DOKUMENTAUSZUG:
========

Christian Schütte: "Koch muss weg", lautete das Motto von SPD, Grünen und der Linken in Hessen. Das hat bekanntlich nicht geklappt. Im Gegenteil: Koch wird bleiben. So sagen es jedenfalls die aktuellen Umfragewerte voraus. Demnach gäbe es eine Mehrheit für schwarz-gelb. Neuwahlen sollen vermutlich am 18. Januar abgehalten werden.
Die SPD muss noch verkünden, wer ihr Spitzenkandidat sein soll beziehungsweise ob Andrea Ypsilanti noch einmal antritt. Die Landtagsfraktion der SPD hat am Vormittag in Wiesbaden erneut getagt.
Mitgehört hat Wahlforscher Matthias Jung. Er ist Leiter der Forschungsgruppe Wahlen. Guten Tag, Herr Jung.
Matthias Jung: Einen schönen guten Tag.
Schütte: Die SPD in Hessen ist in aktuellen Umfragen deutlich abgerutscht, liegt bei etwa 27 Prozent. Das sind etwa zehn Prozentpunkte unterhalb des Ergebnisses der vergangenen Landtagswahl. Lohnt es sich überhaupt für die SPD, über Strategien nachzudenken? Wie es aussieht, steht sie auf verlorenem Posten und die Wahl scheint gelaufen.
Jung: Da muss man immer sehr vorsichtig sein. Bis zu der Wahl ist ja noch einige Zeit hin und mit Sicherheit wird der Stand in der Stimmung heute nicht das Wahlergebnis sein. Das sagt jetzt nicht unbedingt etwas darüber aus, wer denn dann die größeren Chancen hat, aber es ist dort noch viel möglich und selbstverständlich bleibt der SPD ja auch gar nichts anderes übrig, als eine Strategie für eine Wahl zu entwickeln, weil sie wird ja antreten müssen, mit wem auch immer.
Schütte: Kann die SPD noch mit Andrea Ypsilanti antreten?
Jung: Das muss natürlich die SPD zunächst mal selbst entscheiden.
Schütte: Aber es wäre schlau!
Jung: Na ja, es geht auch darum, dass man langfristig eine Perspektive entwickelt, und man kann diese Perspektive unter unterschiedlichen Aspekten entwickeln. Es gibt ja auch manche, die sagen, in der momentanen Situation bleibt gar nichts anderes übrig, als dass Frau Ypsilanti sozusagen jetzt den Schlusspunkt in einer Wahl suchen muss, damit man, wenn man denn verliert, anschließend mit einer neuen Person es aufbauen kann und man jetzt nicht wiederum in einer relativ aussichtslosen Situation einen neuen, vielleicht in der Zukunft aussichtsreichen Kandidaten oder eine Kandidatin zu verbrennen.
Schütte: Das heißt, Ihr Rat an die SPD wäre, sie sollte noch einmal mit Andrea Ypsilanti antreten und dann möglicherweise ein schlechtes Ergebnis einfahren?

========

[Layout-Annotationsdaten]
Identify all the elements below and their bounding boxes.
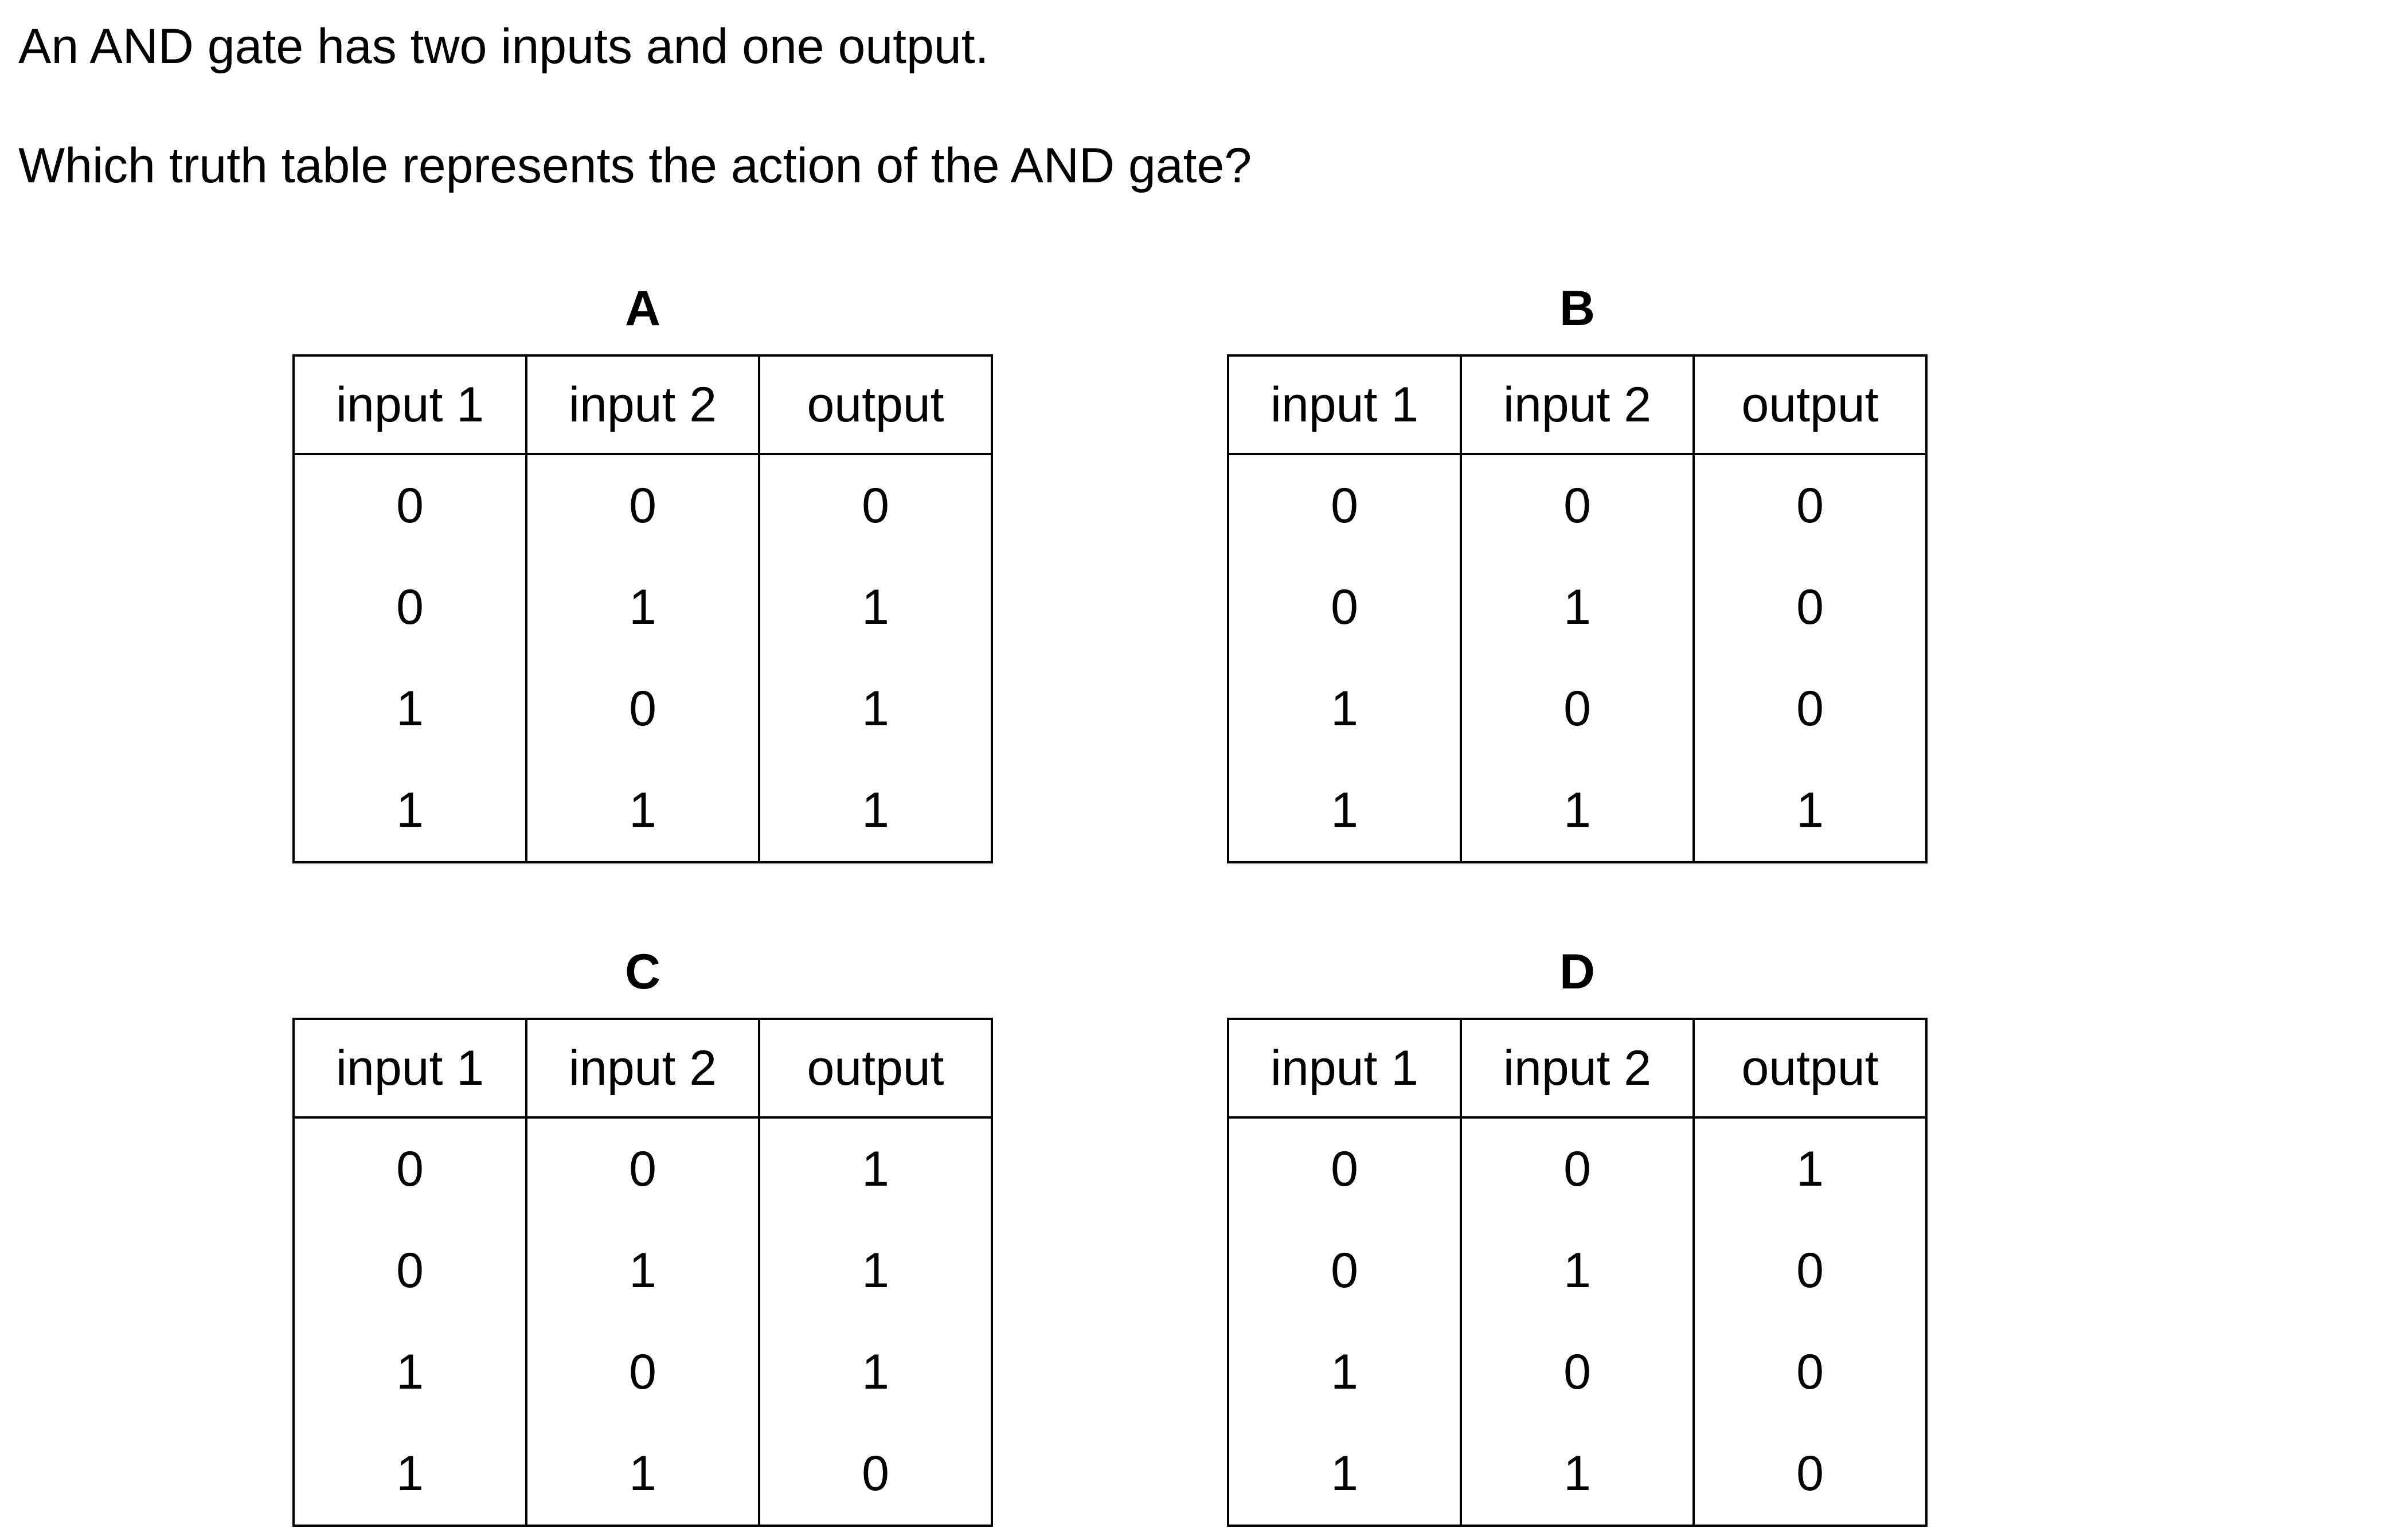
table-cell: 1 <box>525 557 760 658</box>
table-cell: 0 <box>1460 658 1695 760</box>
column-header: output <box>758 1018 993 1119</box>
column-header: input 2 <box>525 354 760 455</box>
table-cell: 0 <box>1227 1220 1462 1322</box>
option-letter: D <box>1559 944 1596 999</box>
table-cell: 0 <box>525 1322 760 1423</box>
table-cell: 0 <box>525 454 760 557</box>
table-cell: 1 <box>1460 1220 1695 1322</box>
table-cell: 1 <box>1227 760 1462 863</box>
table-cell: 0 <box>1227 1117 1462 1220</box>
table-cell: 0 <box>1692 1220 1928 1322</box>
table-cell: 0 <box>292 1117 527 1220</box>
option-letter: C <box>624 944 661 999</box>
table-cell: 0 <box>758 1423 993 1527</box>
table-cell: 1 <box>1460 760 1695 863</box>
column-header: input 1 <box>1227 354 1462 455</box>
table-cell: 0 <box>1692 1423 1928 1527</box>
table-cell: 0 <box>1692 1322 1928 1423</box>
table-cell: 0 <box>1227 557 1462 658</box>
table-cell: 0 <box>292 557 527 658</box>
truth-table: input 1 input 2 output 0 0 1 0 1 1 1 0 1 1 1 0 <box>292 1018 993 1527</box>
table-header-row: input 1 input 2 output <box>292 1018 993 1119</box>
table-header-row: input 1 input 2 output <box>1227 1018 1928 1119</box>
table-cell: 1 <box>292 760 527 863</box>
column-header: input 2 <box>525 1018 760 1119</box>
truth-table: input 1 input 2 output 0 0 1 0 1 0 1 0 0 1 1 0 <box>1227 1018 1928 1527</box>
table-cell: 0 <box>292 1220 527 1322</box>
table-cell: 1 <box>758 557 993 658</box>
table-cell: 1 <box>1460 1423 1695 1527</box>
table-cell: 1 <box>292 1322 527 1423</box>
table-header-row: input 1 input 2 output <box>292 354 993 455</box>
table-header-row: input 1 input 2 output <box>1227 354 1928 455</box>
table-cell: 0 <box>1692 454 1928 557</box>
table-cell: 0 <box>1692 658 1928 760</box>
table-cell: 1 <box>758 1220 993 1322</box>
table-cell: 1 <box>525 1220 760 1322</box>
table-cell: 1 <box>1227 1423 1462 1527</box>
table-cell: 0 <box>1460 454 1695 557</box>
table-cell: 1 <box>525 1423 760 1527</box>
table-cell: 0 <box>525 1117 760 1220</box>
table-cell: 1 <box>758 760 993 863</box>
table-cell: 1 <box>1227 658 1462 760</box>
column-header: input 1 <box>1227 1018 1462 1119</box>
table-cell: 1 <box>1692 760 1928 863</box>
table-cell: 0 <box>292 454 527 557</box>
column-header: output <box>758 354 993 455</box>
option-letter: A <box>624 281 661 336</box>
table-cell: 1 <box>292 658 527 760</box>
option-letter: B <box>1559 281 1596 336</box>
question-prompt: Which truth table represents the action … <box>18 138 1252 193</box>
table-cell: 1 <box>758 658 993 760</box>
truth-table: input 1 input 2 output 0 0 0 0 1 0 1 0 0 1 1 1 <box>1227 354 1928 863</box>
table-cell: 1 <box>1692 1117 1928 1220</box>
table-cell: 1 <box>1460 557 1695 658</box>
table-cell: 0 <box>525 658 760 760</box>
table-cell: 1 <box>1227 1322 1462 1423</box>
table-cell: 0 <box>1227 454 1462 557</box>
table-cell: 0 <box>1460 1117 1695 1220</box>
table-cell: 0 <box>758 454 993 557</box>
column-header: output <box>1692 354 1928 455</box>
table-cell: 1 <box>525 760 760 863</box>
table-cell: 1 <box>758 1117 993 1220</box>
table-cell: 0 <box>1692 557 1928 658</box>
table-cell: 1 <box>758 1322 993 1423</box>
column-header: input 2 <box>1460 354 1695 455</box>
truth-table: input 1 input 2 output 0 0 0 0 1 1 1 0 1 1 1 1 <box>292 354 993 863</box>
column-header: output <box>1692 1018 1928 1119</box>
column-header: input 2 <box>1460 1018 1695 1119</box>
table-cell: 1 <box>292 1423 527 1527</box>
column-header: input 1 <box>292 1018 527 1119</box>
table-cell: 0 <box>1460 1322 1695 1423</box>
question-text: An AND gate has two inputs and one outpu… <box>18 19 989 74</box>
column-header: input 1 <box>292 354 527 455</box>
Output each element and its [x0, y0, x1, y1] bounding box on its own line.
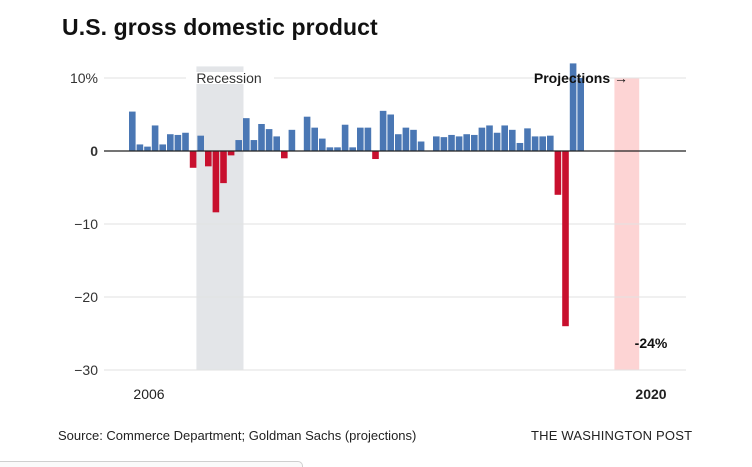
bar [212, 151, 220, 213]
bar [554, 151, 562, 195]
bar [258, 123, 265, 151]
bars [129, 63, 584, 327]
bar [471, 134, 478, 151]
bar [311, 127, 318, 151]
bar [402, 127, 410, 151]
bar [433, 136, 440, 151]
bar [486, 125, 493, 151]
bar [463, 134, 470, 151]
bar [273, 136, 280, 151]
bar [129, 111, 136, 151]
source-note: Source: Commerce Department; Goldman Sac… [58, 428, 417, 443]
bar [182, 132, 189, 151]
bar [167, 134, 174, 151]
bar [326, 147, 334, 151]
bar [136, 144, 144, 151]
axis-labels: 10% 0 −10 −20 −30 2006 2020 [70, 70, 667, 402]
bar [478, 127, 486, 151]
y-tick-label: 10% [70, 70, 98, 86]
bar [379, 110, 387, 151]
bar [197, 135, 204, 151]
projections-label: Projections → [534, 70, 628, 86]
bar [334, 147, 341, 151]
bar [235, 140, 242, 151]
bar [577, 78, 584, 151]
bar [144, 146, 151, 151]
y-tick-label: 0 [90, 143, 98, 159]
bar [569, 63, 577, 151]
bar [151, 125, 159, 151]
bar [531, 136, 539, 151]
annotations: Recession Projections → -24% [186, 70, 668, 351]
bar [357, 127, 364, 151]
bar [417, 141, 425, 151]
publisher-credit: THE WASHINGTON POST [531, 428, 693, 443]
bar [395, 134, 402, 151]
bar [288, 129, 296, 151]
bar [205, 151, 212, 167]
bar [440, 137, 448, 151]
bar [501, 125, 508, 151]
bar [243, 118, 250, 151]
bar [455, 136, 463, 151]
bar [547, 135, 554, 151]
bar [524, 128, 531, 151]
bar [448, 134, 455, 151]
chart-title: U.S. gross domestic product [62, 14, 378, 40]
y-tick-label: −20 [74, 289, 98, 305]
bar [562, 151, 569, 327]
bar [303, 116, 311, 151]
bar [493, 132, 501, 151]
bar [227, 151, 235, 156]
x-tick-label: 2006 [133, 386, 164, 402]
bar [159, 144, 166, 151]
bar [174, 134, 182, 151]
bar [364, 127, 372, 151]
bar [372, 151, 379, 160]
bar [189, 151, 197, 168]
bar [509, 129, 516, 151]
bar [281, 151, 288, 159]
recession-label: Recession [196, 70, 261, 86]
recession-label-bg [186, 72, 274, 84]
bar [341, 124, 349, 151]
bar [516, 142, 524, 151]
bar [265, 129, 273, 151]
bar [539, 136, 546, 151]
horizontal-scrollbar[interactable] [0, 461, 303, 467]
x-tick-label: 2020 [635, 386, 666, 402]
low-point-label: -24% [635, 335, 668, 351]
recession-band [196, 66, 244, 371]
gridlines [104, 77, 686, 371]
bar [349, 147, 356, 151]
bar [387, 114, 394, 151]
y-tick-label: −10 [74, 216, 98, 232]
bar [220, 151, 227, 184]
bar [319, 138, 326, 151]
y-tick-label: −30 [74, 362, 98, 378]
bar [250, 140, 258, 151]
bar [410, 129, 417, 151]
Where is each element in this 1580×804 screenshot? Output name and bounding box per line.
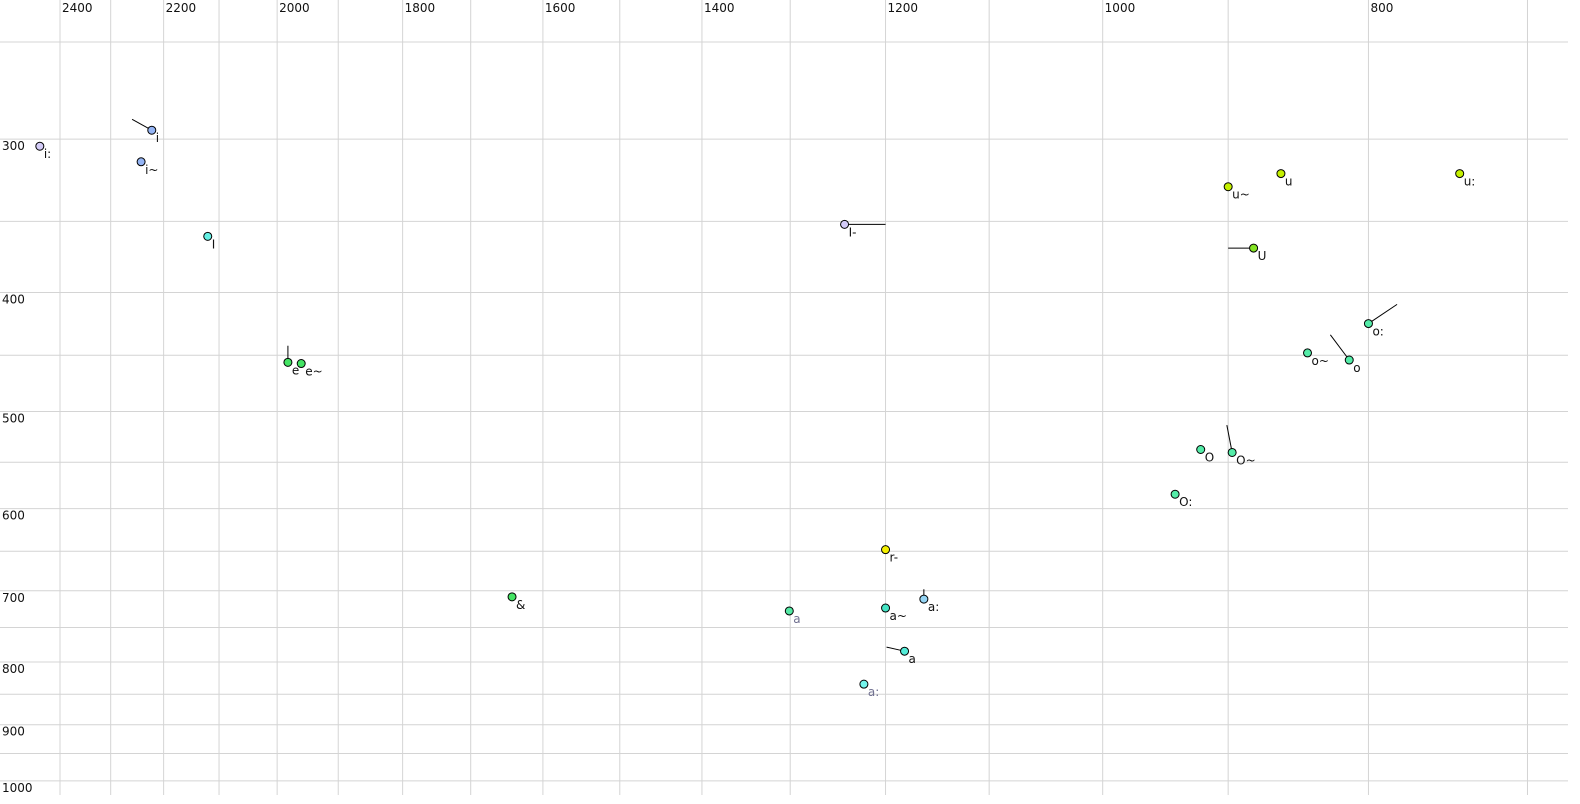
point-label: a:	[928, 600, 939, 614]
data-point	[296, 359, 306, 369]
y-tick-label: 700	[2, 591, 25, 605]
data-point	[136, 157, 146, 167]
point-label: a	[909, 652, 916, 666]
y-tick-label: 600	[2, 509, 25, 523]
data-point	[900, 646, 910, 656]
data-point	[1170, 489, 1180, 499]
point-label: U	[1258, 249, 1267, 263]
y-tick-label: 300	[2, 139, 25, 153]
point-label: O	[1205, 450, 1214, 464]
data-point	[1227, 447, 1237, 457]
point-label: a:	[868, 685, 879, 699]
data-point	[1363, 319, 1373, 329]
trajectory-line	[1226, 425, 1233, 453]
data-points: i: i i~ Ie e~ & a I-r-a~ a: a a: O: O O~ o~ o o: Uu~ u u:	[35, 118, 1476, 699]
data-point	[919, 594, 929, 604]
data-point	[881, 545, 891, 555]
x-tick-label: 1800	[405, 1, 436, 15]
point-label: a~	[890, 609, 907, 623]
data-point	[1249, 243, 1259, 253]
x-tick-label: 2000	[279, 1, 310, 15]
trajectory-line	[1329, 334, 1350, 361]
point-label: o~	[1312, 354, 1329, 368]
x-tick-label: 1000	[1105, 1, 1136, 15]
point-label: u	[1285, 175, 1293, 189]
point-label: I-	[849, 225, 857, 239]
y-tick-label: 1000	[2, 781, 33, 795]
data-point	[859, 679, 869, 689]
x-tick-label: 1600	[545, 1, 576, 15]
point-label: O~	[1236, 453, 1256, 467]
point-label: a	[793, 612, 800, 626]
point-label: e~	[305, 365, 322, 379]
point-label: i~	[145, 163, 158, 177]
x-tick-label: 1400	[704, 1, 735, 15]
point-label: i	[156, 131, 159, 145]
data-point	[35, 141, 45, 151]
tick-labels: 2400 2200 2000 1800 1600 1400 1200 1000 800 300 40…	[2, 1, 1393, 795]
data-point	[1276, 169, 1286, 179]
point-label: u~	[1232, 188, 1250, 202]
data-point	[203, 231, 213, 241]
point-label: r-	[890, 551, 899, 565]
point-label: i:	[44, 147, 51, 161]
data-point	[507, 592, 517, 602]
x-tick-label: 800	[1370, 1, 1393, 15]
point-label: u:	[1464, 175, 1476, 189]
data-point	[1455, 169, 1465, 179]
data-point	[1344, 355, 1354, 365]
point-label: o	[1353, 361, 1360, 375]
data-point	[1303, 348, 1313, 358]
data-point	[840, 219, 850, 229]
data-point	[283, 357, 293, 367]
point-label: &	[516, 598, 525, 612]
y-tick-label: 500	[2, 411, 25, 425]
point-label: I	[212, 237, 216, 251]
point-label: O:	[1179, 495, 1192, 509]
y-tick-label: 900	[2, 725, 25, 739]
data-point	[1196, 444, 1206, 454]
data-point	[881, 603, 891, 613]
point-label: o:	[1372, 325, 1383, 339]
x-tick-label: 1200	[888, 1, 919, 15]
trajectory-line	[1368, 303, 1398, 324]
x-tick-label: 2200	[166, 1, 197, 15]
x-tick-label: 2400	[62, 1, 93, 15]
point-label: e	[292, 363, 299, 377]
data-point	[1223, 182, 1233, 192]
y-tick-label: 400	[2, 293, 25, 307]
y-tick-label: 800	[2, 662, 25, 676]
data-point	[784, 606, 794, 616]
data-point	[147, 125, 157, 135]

========

Welche Funktion hat Matthias Jung laut dem Interview über die hessische SPD?

KORREKTE AUSGABE: Er ist Leiter der Forschungsgruppe Wahlen.